▶ [EXERCISE MATERIALS]
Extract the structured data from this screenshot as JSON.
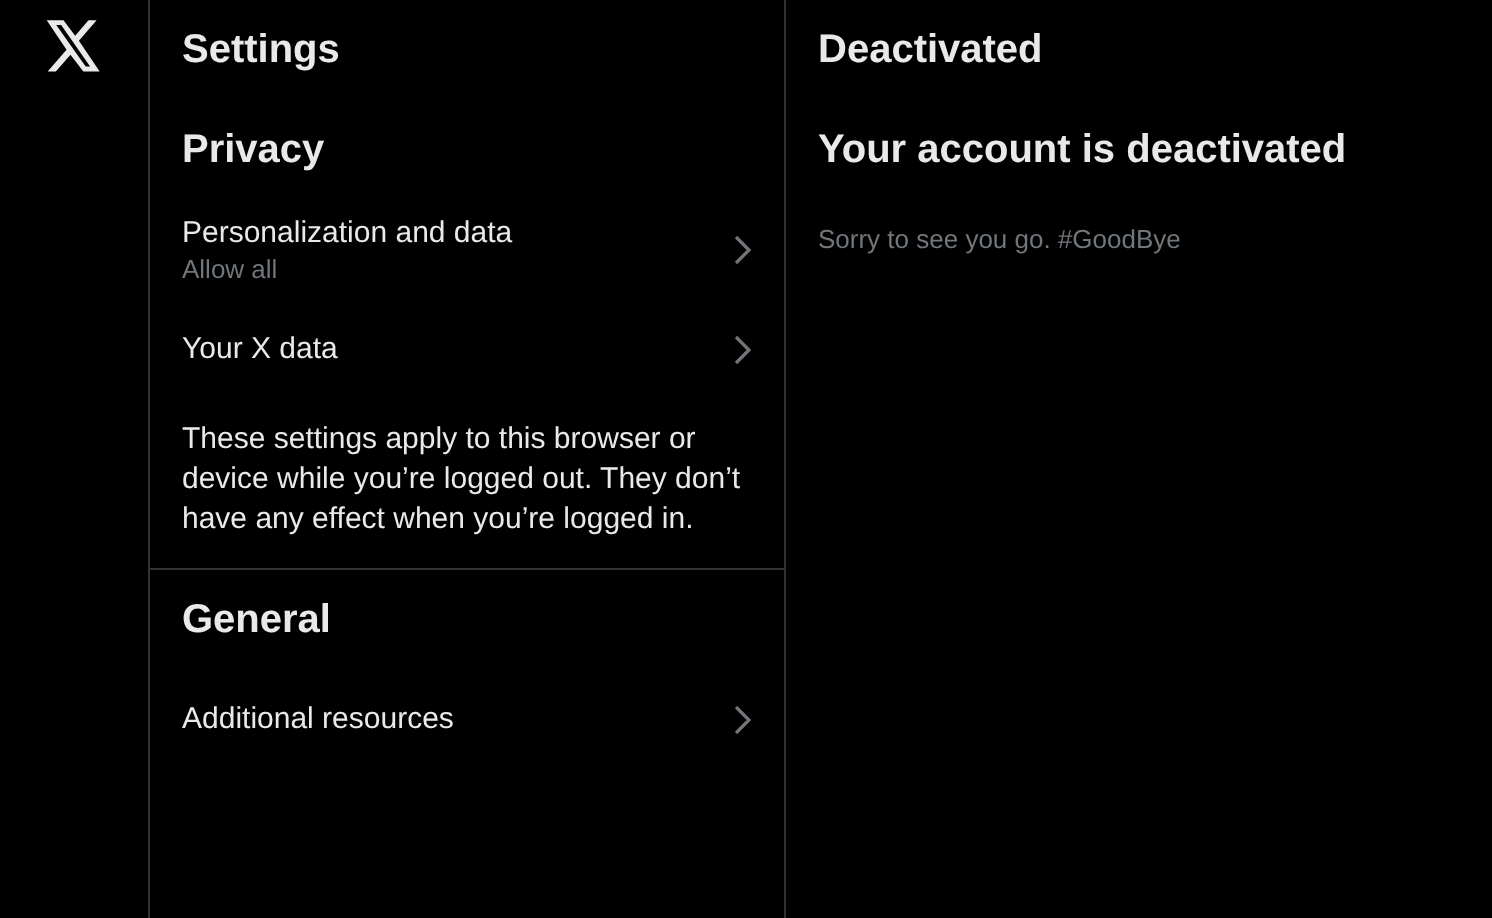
{
  "settings": {
    "title": "Settings",
    "sections": [
      {
        "title": "Privacy",
        "items": [
          {
            "label": "Personalization and data",
            "sublabel": "Allow all"
          },
          {
            "label": "Your X data"
          }
        ],
        "note": "These settings apply to this browser or device while you’re logged out. They don’t have any effect when you’re logged in."
      },
      {
        "title": "General",
        "items": [
          {
            "label": "Additional resources"
          }
        ]
      }
    ]
  },
  "detail": {
    "title": "Deactivated",
    "heading": "Your account is deactivated",
    "message": "Sorry to see you go. #GoodBye"
  }
}
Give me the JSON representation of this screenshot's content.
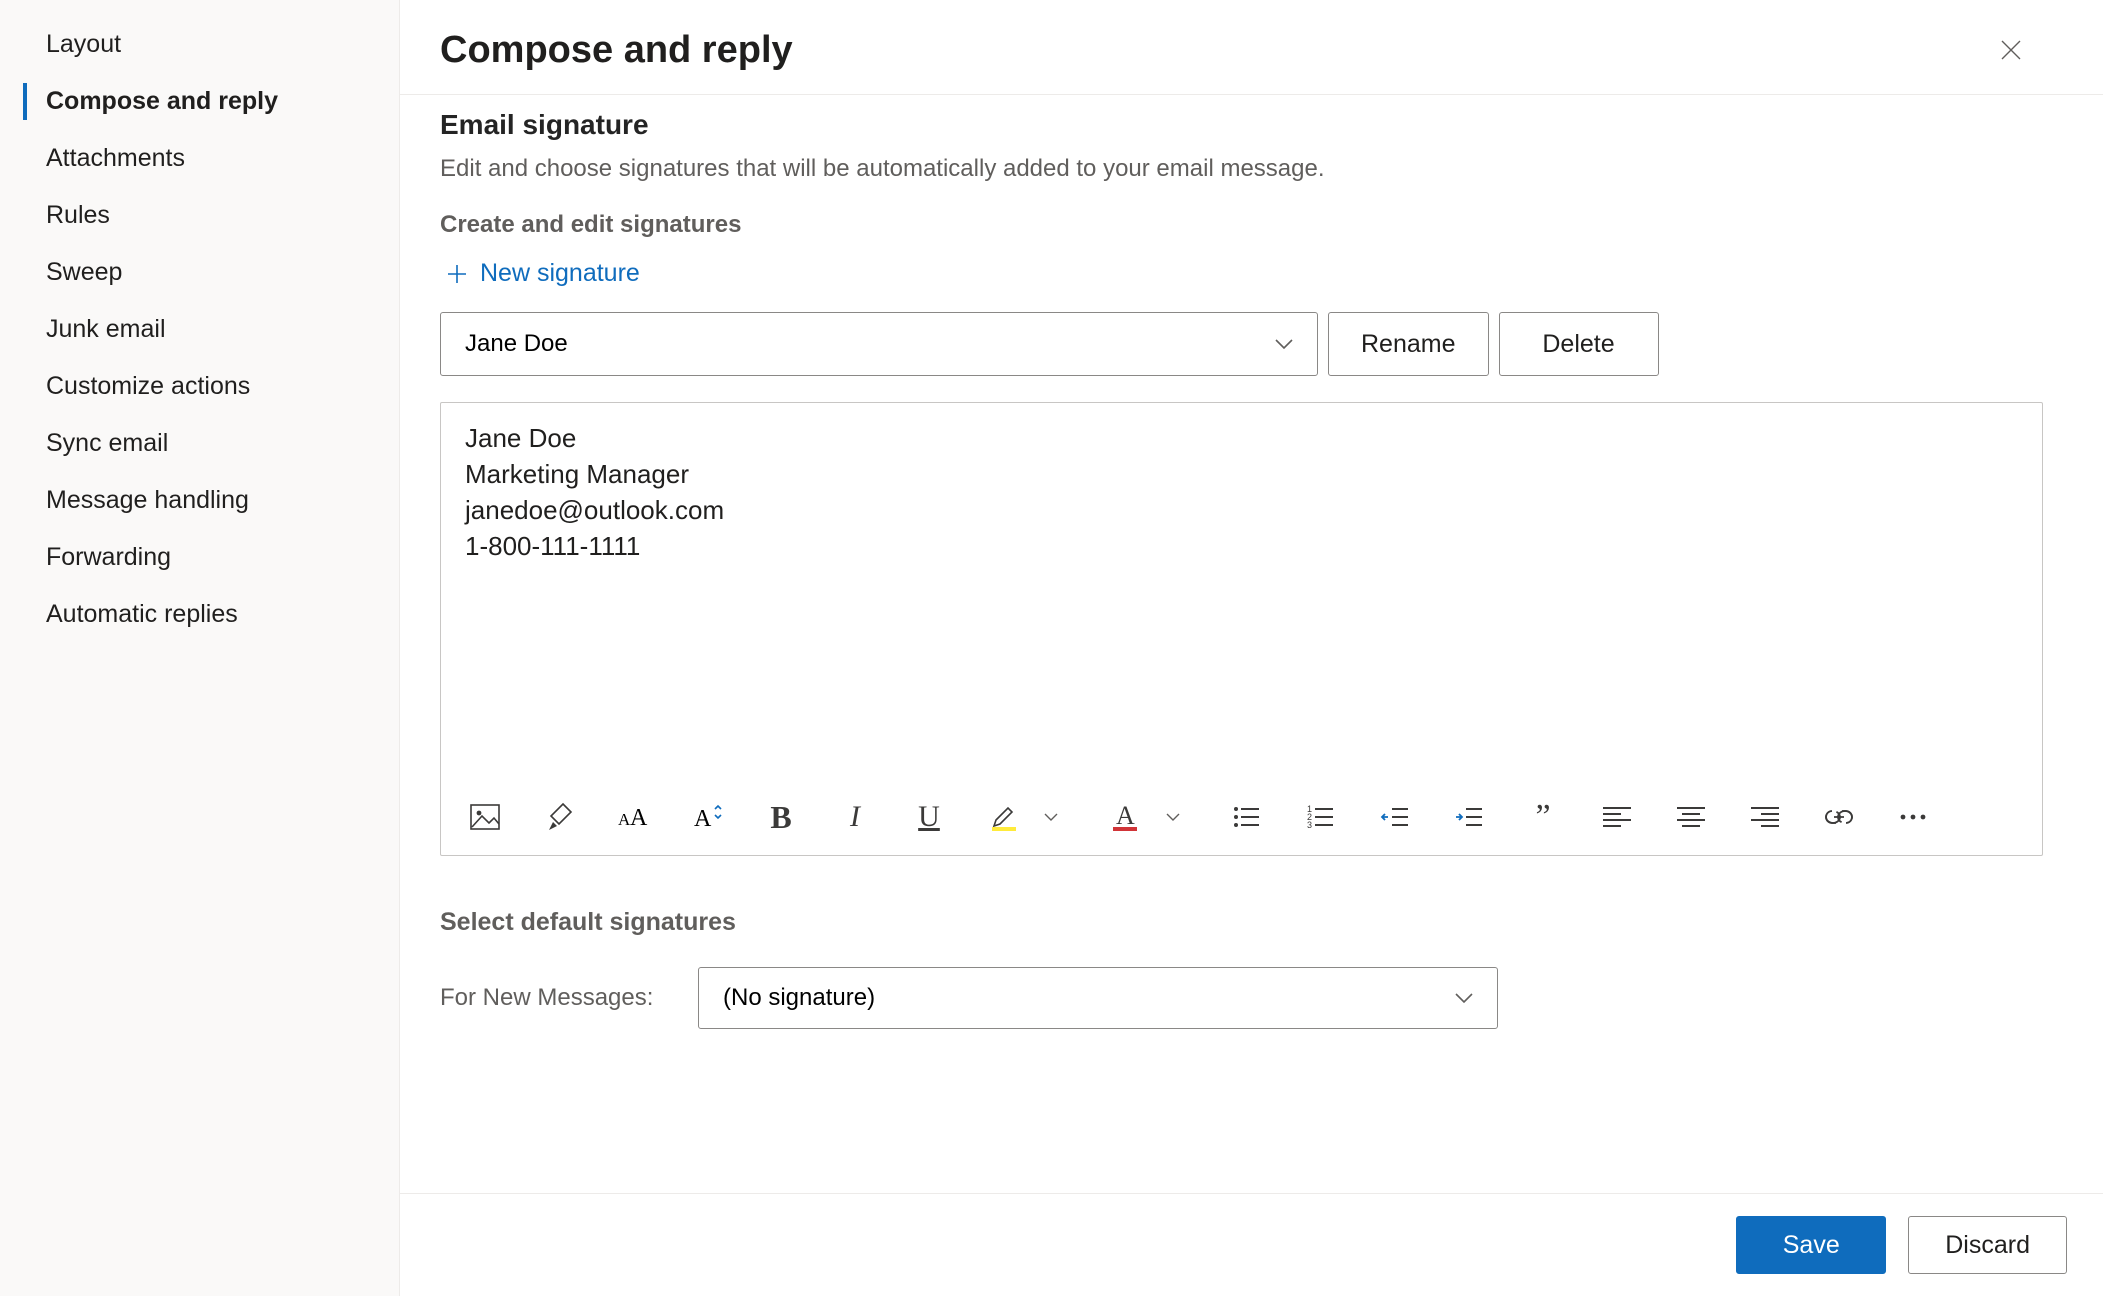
{
  "sidebar": {
    "items": [
      {
        "label": "Layout",
        "selected": false
      },
      {
        "label": "Compose and reply",
        "selected": true
      },
      {
        "label": "Attachments",
        "selected": false
      },
      {
        "label": "Rules",
        "selected": false
      },
      {
        "label": "Sweep",
        "selected": false
      },
      {
        "label": "Junk email",
        "selected": false
      },
      {
        "label": "Customize actions",
        "selected": false
      },
      {
        "label": "Sync email",
        "selected": false
      },
      {
        "label": "Message handling",
        "selected": false
      },
      {
        "label": "Forwarding",
        "selected": false
      },
      {
        "label": "Automatic replies",
        "selected": false
      }
    ]
  },
  "header": {
    "title": "Compose and reply"
  },
  "signature": {
    "section_title": "Email signature",
    "description": "Edit and choose signatures that will be automatically added to your email message.",
    "create_label": "Create and edit signatures",
    "new_link": "New signature",
    "selected_signature": "Jane Doe",
    "rename_label": "Rename",
    "delete_label": "Delete",
    "editor_lines": {
      "l1": "Jane Doe",
      "l2": "Marketing Manager",
      "l3": "janedoe@outlook.com",
      "l4": "1-800-111-1111"
    }
  },
  "defaults": {
    "section_title": "Select default signatures",
    "new_messages_label": "For New Messages:",
    "new_messages_value": "(No signature)"
  },
  "footer": {
    "save": "Save",
    "discard": "Discard"
  }
}
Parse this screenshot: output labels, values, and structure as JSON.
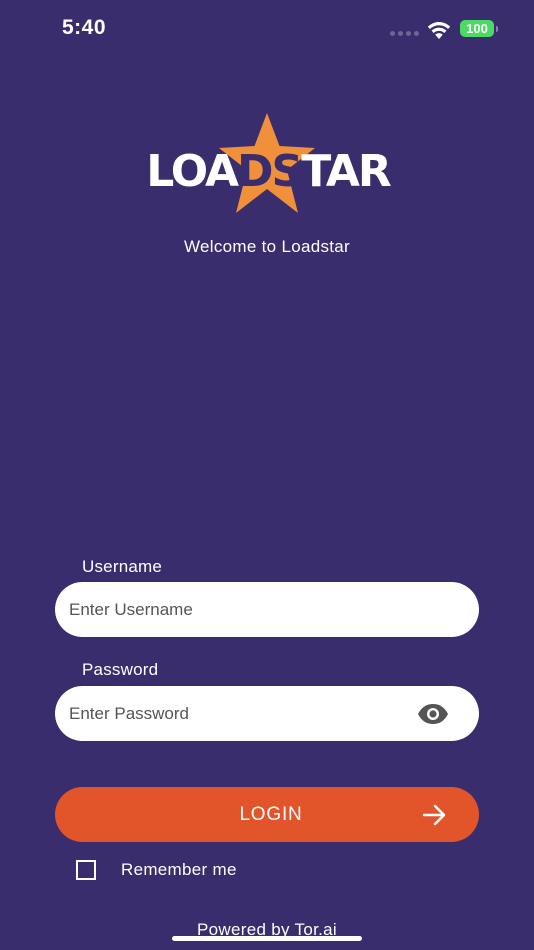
{
  "status_bar": {
    "time": "5:40",
    "battery": "100"
  },
  "brand": {
    "logo_part1": "LOA",
    "logo_part2": "DS",
    "logo_part3": "TAR",
    "welcome": "Welcome to Loadstar",
    "colors": {
      "background": "#3a2d6e",
      "accent": "#e2542a",
      "star": "#f0903a"
    }
  },
  "form": {
    "username_label": "Username",
    "username_placeholder": "Enter Username",
    "username_value": "",
    "password_label": "Password",
    "password_placeholder": "Enter Password",
    "password_value": "",
    "password_toggle_icon": "eye-icon",
    "login_label": "LOGIN",
    "login_icon": "arrow-right-icon",
    "remember_label": "Remember me",
    "remember_checked": false
  },
  "footer": {
    "powered_by": "Powered by Tor.ai"
  }
}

▶ [DIRECTIVE] Copy the records above exactly, leaving out every picture.

▶ [SOLUTION FOR THIS TASK]
Extract the structured data from this screenshot as JSON.
{
  "settings": {
    "title": "Settings",
    "sections": [
      {
        "title": "Privacy",
        "items": [
          {
            "label": "Personalization and data",
            "sublabel": "Allow all"
          },
          {
            "label": "Your X data"
          }
        ],
        "note": "These settings apply to this browser or device while you’re logged out. They don’t have any effect when you’re logged in."
      },
      {
        "title": "General",
        "items": [
          {
            "label": "Additional resources"
          }
        ]
      }
    ]
  },
  "detail": {
    "title": "Deactivated",
    "heading": "Your account is deactivated",
    "message": "Sorry to see you go. #GoodBye"
  }
}
Give me the JSON representation of this screenshot's content.
{
  "sidebar": {
    "items": [
      {
        "label": "Layout",
        "selected": false
      },
      {
        "label": "Compose and reply",
        "selected": true
      },
      {
        "label": "Attachments",
        "selected": false
      },
      {
        "label": "Rules",
        "selected": false
      },
      {
        "label": "Sweep",
        "selected": false
      },
      {
        "label": "Junk email",
        "selected": false
      },
      {
        "label": "Customize actions",
        "selected": false
      },
      {
        "label": "Sync email",
        "selected": false
      },
      {
        "label": "Message handling",
        "selected": false
      },
      {
        "label": "Forwarding",
        "selected": false
      },
      {
        "label": "Automatic replies",
        "selected": false
      }
    ]
  },
  "header": {
    "title": "Compose and reply"
  },
  "signature": {
    "section_title": "Email signature",
    "description": "Edit and choose signatures that will be automatically added to your email message.",
    "create_label": "Create and edit signatures",
    "new_link": "New signature",
    "selected_signature": "Jane Doe",
    "rename_label": "Rename",
    "delete_label": "Delete",
    "editor_lines": {
      "l1": "Jane Doe",
      "l2": "Marketing Manager",
      "l3": "janedoe@outlook.com",
      "l4": "1-800-111-1111"
    }
  },
  "defaults": {
    "section_title": "Select default signatures",
    "new_messages_label": "For New Messages:",
    "new_messages_value": "(No signature)"
  },
  "footer": {
    "save": "Save",
    "discard": "Discard"
  }
}
Parse this screenshot: output labels, values, and structure as JSON.
{
  "status_bar": {
    "time": "5:40",
    "battery": "100"
  },
  "brand": {
    "logo_part1": "LOA",
    "logo_part2": "DS",
    "logo_part3": "TAR",
    "welcome": "Welcome to Loadstar",
    "colors": {
      "background": "#3a2d6e",
      "accent": "#e2542a",
      "star": "#f0903a"
    }
  },
  "form": {
    "username_label": "Username",
    "username_placeholder": "Enter Username",
    "username_value": "",
    "password_label": "Password",
    "password_placeholder": "Enter Password",
    "password_value": "",
    "password_toggle_icon": "eye-icon",
    "login_label": "LOGIN",
    "login_icon": "arrow-right-icon",
    "remember_label": "Remember me",
    "remember_checked": false
  },
  "footer": {
    "powered_by": "Powered by Tor.ai"
  }
}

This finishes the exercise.